In the material below, identify each line bearing the word "depends". Reproduce those lines.

[START Supplied material]

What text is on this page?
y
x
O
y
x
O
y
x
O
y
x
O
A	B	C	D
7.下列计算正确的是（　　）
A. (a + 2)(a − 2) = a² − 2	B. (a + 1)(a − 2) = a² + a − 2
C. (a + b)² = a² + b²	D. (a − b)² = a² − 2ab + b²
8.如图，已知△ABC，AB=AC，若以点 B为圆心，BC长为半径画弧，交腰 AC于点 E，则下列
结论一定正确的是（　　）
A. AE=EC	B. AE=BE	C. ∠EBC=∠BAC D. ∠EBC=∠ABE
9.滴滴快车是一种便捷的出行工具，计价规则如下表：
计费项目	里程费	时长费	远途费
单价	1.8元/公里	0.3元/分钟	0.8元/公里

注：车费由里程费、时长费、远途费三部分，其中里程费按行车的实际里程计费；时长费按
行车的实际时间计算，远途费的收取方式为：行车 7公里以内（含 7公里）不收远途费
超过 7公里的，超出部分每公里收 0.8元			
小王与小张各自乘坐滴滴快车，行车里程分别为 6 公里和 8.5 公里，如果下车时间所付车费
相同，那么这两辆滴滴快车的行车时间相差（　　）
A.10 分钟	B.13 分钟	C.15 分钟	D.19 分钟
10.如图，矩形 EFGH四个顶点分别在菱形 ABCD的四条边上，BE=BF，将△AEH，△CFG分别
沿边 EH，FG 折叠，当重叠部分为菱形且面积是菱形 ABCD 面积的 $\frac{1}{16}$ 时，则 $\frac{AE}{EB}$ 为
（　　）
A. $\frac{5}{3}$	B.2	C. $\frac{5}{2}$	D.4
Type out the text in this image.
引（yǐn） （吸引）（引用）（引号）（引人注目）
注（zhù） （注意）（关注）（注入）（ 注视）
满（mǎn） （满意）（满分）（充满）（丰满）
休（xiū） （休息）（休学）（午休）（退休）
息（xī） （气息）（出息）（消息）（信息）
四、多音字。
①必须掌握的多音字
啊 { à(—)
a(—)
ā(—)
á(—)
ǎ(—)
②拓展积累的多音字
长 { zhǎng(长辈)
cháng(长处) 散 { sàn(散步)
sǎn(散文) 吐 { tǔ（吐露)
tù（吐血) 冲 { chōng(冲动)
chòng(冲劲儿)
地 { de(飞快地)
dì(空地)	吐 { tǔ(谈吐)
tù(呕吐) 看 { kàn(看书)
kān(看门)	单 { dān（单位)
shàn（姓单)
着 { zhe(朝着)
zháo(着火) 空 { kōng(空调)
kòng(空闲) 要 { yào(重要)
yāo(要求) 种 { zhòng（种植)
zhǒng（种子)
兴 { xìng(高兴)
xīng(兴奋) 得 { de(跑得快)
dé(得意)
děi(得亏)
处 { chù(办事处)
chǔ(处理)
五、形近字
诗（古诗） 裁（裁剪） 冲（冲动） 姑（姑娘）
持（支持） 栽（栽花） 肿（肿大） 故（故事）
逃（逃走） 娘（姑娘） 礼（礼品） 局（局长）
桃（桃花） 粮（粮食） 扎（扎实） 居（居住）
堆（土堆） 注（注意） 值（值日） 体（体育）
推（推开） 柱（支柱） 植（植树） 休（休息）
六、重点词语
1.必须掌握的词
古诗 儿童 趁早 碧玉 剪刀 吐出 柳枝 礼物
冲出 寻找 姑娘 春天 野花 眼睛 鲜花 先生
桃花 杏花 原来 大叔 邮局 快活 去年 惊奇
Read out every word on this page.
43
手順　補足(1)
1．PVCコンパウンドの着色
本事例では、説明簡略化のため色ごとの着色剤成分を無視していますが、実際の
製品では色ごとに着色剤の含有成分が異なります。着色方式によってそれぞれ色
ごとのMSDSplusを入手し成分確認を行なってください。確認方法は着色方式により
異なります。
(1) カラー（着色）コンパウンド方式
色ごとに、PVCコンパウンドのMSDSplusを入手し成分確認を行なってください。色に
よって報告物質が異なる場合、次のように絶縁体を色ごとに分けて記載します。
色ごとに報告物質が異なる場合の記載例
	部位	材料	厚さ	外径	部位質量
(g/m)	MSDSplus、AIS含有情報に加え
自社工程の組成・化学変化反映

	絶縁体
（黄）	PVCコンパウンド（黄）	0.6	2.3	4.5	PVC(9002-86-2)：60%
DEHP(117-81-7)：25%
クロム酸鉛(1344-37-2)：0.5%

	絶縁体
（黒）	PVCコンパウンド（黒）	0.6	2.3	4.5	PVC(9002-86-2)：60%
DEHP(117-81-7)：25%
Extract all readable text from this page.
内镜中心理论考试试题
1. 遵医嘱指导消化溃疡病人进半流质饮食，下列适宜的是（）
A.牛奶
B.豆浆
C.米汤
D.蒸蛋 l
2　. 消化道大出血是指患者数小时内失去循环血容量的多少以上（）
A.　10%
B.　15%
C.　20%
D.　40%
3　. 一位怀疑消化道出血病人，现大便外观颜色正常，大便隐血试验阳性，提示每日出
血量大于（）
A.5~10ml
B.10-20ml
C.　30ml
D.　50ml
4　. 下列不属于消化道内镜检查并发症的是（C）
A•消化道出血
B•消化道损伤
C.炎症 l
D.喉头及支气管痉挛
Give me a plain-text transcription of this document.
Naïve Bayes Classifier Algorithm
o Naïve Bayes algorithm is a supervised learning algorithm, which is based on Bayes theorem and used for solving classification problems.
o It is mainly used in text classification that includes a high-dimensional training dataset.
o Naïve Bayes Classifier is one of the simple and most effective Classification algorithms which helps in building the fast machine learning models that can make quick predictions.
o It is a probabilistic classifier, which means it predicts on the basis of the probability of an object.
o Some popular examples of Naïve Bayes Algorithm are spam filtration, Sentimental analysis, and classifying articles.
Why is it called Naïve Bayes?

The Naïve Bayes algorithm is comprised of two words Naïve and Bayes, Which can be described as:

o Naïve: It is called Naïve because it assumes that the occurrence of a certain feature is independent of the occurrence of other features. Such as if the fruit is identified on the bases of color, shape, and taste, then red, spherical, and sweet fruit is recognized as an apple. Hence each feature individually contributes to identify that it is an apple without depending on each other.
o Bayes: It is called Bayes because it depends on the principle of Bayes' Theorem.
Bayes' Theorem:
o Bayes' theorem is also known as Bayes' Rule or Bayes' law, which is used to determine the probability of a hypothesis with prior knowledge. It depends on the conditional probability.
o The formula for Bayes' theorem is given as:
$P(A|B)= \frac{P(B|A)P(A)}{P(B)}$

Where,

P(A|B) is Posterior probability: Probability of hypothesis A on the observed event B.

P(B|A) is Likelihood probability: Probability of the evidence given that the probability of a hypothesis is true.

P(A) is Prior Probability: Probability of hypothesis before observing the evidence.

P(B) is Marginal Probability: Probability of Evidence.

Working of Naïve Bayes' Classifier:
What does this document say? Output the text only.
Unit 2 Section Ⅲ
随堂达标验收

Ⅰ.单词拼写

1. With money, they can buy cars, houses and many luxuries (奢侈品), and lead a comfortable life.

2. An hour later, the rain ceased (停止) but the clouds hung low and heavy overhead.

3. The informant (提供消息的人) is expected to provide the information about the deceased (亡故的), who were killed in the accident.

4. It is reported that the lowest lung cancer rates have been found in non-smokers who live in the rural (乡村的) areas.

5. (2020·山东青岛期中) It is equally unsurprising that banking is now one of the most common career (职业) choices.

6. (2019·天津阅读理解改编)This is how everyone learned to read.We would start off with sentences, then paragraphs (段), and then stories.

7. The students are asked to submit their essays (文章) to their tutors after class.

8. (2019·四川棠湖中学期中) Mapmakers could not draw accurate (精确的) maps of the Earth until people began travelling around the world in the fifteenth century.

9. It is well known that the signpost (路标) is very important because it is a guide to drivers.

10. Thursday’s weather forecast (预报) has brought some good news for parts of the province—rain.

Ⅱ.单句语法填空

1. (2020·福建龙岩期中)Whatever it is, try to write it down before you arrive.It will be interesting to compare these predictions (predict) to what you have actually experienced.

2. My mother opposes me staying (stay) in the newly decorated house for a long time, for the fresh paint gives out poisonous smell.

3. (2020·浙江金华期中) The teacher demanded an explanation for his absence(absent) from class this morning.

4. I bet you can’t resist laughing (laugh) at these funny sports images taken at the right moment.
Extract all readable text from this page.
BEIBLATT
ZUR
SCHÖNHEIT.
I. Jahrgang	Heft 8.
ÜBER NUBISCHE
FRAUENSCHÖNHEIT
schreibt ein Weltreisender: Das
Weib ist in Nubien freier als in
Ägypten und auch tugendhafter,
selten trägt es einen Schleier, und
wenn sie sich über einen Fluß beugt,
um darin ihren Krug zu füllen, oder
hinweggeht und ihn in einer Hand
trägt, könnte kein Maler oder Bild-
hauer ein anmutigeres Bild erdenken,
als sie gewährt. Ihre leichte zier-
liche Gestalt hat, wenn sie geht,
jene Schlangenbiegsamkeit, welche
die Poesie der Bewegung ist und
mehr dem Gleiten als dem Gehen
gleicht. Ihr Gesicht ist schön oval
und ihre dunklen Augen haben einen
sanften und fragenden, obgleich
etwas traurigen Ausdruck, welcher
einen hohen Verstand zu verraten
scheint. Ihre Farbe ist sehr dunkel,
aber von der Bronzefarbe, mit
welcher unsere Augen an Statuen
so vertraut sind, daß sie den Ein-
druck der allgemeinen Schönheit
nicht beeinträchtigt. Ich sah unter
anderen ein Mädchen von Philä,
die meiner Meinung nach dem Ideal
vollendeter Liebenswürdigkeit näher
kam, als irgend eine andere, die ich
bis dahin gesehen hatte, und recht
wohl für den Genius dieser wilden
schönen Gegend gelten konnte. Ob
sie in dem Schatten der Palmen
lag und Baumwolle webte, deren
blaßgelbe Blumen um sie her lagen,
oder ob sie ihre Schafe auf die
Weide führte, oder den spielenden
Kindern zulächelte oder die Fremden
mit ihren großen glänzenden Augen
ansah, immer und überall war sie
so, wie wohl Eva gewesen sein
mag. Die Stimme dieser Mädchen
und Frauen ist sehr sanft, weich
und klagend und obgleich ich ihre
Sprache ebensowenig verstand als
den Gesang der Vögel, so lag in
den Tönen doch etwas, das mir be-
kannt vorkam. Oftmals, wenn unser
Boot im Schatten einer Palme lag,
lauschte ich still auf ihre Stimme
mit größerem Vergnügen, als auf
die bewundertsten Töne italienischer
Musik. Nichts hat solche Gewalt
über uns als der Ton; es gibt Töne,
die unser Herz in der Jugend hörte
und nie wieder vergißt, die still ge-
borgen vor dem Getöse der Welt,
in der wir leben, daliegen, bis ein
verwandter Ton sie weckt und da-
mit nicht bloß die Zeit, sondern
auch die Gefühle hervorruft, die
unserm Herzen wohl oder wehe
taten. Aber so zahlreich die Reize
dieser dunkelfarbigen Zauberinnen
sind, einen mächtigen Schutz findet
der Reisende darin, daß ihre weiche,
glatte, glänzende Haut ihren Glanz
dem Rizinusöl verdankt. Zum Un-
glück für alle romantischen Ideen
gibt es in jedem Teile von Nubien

[END Supplied material]

--- Solution to this exercise ---
o Bayes: It is called Bayes because it depends on the principle of Bayes' Theorem.
o Bayes' theorem is also known as Bayes' Rule or Bayes' law, which is used to determine the probability of a hypothesis with prior knowledge. It depends on the conditional probability.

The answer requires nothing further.